**TASK OBJECTIVE:** Copy each line containing the word "Claims" from the records that follow, please.

**STORED RECORDS:**
>> start

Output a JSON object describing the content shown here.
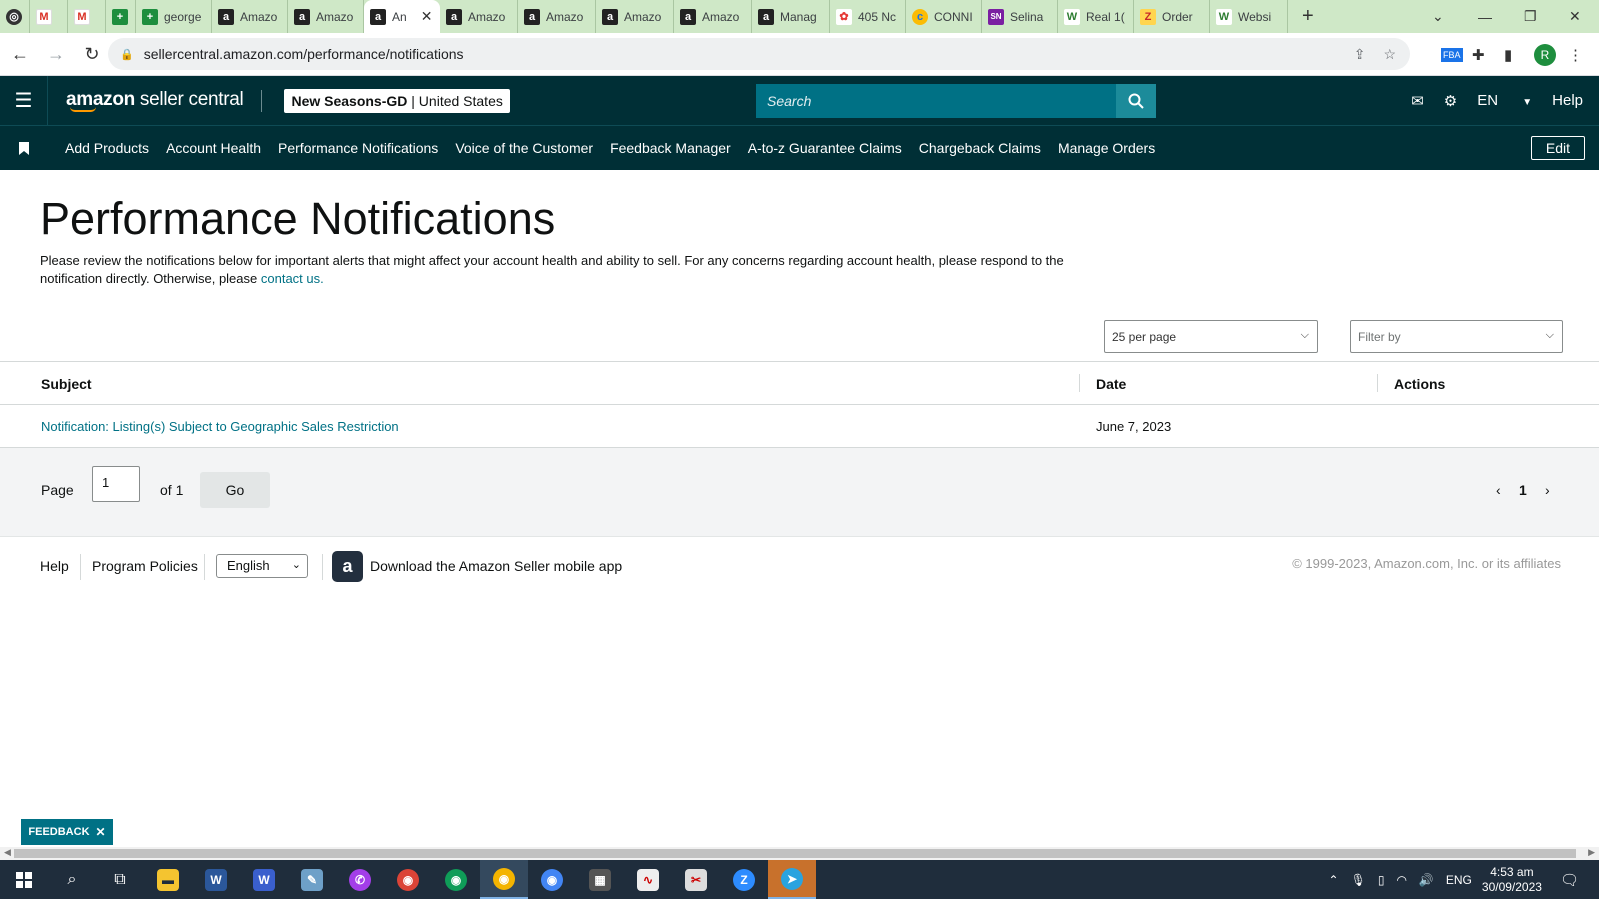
{
  "browser": {
    "tabs": [
      {
        "label": "",
        "icon": "chrome-logo-icon"
      },
      {
        "label": "",
        "icon": "gmail-icon"
      },
      {
        "label": "",
        "icon": "gmail-icon"
      },
      {
        "label": "",
        "icon": "sheets-icon"
      },
      {
        "label": "george",
        "icon": "sheets-icon"
      },
      {
        "label": "Amazo",
        "icon": "amazon-icon"
      },
      {
        "label": "Amazo",
        "icon": "amazon-icon"
      },
      {
        "label": "An",
        "icon": "amazon-icon",
        "active": true
      },
      {
        "label": "Amazo",
        "icon": "amazon-icon"
      },
      {
        "label": "Amazo",
        "icon": "amazon-icon"
      },
      {
        "label": "Amazo",
        "icon": "amazon-icon"
      },
      {
        "label": "Amazo",
        "icon": "amazon-icon"
      },
      {
        "label": "Manag",
        "icon": "amazon-icon"
      },
      {
        "label": "405 Nc",
        "icon": "fruit-icon"
      },
      {
        "label": "CONNI",
        "icon": "connect-icon"
      },
      {
        "label": "Selina",
        "icon": "sn-icon"
      },
      {
        "label": "Real 1(",
        "icon": "w-icon"
      },
      {
        "label": "Order",
        "icon": "order-icon"
      },
      {
        "label": "Websi",
        "icon": "w-icon"
      }
    ],
    "url": "sellercentral.amazon.com/performance/notifications",
    "profile_initial": "R"
  },
  "header": {
    "logo_prefix": "amazon",
    "logo_suffix": " seller central",
    "store_name": "New Seasons-GD",
    "store_region": " | United States",
    "search_placeholder": "Search",
    "language": "EN",
    "help": "Help"
  },
  "nav": {
    "links": [
      "Add Products",
      "Account Health",
      "Performance Notifications",
      "Voice of the Customer",
      "Feedback Manager",
      "A-to-z Guarantee Claims",
      "Chargeback Claims",
      "Manage Orders"
    ],
    "edit": "Edit"
  },
  "main": {
    "title": "Performance Notifications",
    "intro": "Please review the notifications below for important alerts that might affect your account health and ability to sell. For any concerns regarding account health, please respond to the notification directly. Otherwise, please ",
    "contact_link": "contact us.",
    "per_page": "25 per page",
    "filter_placeholder": "Filter by"
  },
  "table": {
    "headers": {
      "subject": "Subject",
      "date": "Date",
      "actions": "Actions"
    },
    "rows": [
      {
        "subject": "Notification: Listing(s) Subject to Geographic Sales Restriction",
        "date": "June 7, 2023",
        "actions": ""
      }
    ]
  },
  "pager": {
    "page_label": "Page",
    "page_value": "1",
    "of_label": "of 1",
    "go": "Go",
    "current": "1"
  },
  "footer": {
    "help": "Help",
    "policies": "Program Policies",
    "language": "English",
    "app_link": "Download the Amazon Seller mobile app",
    "copyright": "© 1999-2023, Amazon.com, Inc. or its affiliates"
  },
  "feedback": "FEEDBACK",
  "taskbar": {
    "language": "ENG",
    "time": "4:53 am",
    "date": "30/09/2023"
  },
  "colors": {
    "header_bg": "#002f36",
    "link": "#007185",
    "accent": "#ff9900",
    "tabstrip": "#cfe8c7"
  }
}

>> end

**COMPLETE ANSWER:**
      "A-to-z Guarantee Claims",
      "Chargeback Claims",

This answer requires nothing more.